Data excerpts
▼▼▼
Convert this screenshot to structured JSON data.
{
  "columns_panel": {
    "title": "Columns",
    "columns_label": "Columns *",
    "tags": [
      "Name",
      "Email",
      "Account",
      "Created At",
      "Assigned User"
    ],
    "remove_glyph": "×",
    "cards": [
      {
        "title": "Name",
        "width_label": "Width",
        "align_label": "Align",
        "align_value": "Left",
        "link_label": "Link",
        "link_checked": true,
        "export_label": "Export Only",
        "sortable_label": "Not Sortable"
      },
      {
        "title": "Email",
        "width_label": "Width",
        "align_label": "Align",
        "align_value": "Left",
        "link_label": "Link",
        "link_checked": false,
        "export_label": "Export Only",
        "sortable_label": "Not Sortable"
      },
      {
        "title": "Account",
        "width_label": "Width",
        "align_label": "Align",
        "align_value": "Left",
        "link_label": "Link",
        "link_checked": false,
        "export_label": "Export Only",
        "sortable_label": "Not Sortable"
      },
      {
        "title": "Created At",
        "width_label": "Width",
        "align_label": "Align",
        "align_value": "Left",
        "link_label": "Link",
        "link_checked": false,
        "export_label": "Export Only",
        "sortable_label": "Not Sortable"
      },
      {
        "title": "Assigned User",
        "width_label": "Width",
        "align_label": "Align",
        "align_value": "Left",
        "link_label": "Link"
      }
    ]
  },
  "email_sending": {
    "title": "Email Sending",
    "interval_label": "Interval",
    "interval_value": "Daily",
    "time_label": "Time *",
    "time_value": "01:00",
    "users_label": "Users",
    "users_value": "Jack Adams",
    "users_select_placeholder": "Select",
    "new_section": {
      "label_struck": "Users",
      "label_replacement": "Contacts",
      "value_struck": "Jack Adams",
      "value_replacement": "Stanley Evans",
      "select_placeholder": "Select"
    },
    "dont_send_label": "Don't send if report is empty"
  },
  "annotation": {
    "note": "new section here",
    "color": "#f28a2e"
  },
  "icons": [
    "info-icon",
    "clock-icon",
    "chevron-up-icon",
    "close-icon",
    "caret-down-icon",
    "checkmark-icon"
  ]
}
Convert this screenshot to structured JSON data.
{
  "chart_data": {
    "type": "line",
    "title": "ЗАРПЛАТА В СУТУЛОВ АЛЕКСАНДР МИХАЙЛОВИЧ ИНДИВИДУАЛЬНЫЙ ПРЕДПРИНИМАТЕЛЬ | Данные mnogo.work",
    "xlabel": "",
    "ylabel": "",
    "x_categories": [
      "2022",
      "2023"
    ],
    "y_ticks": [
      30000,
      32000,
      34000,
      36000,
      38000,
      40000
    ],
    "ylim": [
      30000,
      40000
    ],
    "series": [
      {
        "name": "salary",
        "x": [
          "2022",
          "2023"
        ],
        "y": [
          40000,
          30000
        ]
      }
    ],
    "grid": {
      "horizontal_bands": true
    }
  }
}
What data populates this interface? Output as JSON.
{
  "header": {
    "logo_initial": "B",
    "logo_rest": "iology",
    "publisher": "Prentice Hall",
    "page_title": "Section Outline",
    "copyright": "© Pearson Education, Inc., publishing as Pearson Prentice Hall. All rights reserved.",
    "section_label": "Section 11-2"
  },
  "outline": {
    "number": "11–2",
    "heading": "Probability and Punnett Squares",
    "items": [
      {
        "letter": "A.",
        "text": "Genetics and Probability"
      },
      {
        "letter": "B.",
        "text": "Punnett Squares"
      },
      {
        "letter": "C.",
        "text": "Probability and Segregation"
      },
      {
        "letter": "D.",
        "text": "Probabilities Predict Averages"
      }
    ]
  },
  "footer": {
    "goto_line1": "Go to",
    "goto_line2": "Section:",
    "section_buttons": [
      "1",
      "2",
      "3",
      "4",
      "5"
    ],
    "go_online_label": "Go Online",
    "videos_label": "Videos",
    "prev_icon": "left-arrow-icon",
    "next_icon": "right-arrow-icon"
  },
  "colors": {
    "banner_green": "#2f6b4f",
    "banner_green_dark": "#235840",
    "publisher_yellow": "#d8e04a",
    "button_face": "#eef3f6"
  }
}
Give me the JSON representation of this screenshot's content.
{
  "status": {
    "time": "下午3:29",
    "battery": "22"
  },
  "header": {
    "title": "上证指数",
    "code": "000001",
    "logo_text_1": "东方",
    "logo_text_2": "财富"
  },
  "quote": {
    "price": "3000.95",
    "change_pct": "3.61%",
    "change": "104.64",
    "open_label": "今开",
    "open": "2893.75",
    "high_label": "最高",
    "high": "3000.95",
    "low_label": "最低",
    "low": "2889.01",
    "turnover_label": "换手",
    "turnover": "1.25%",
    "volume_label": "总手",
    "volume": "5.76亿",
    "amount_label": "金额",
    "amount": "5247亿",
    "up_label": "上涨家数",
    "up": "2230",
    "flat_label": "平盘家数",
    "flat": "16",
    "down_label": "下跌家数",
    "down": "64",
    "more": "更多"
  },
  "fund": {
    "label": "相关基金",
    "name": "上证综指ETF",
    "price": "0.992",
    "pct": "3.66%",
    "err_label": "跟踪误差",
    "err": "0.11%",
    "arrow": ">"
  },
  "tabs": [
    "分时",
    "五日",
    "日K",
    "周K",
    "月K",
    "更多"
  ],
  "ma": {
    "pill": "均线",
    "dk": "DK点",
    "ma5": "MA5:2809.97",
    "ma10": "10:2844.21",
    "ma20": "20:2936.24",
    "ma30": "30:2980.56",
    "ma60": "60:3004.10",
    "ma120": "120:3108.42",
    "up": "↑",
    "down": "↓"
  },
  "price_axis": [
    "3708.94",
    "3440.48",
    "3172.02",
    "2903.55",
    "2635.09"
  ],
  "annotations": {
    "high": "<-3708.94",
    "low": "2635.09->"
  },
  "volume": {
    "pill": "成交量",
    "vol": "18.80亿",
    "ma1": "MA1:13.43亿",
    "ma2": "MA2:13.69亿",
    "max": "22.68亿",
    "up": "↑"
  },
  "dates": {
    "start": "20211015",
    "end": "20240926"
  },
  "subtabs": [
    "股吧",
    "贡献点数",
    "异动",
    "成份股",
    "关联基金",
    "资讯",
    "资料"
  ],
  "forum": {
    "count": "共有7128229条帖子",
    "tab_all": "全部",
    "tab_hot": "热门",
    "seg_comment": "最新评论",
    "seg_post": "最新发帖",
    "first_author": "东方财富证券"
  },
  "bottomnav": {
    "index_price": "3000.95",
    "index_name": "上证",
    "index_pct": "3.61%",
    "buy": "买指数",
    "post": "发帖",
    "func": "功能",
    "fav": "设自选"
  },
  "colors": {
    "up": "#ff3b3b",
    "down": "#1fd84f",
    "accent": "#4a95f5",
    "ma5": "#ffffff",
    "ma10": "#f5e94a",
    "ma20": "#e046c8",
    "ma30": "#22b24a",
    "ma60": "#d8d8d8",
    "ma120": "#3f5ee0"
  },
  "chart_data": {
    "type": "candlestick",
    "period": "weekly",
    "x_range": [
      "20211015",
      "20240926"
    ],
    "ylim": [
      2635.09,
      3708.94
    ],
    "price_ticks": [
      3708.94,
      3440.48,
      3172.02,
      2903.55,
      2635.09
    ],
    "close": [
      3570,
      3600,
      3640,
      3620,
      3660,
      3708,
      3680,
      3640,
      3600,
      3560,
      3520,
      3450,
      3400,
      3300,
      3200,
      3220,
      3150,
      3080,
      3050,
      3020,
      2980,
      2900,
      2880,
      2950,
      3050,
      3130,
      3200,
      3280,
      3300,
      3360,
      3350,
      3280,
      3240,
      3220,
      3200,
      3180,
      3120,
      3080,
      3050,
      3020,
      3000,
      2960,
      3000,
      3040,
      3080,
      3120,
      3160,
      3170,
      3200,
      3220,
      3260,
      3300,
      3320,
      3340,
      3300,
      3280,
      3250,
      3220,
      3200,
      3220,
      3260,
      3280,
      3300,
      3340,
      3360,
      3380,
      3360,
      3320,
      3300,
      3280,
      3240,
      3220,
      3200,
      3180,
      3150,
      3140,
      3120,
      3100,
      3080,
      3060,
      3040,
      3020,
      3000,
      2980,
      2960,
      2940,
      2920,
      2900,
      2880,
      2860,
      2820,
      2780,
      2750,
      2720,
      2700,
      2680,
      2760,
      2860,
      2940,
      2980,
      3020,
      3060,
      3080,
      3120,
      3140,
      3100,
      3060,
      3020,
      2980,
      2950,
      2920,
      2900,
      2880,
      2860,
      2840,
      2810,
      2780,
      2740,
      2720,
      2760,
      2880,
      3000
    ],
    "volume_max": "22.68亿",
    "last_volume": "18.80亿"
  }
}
▲▲▲
**WHAT TO DO:**
Identify the lines of the entries containing the string "JSON". Copy each such line.

**WRITTEN ANSWER:**
Convert this screenshot to structured JSON data.
Convert this screenshot to structured JSON data.
What data populates this interface? Output as JSON.
Give me the JSON representation of this screenshot's content.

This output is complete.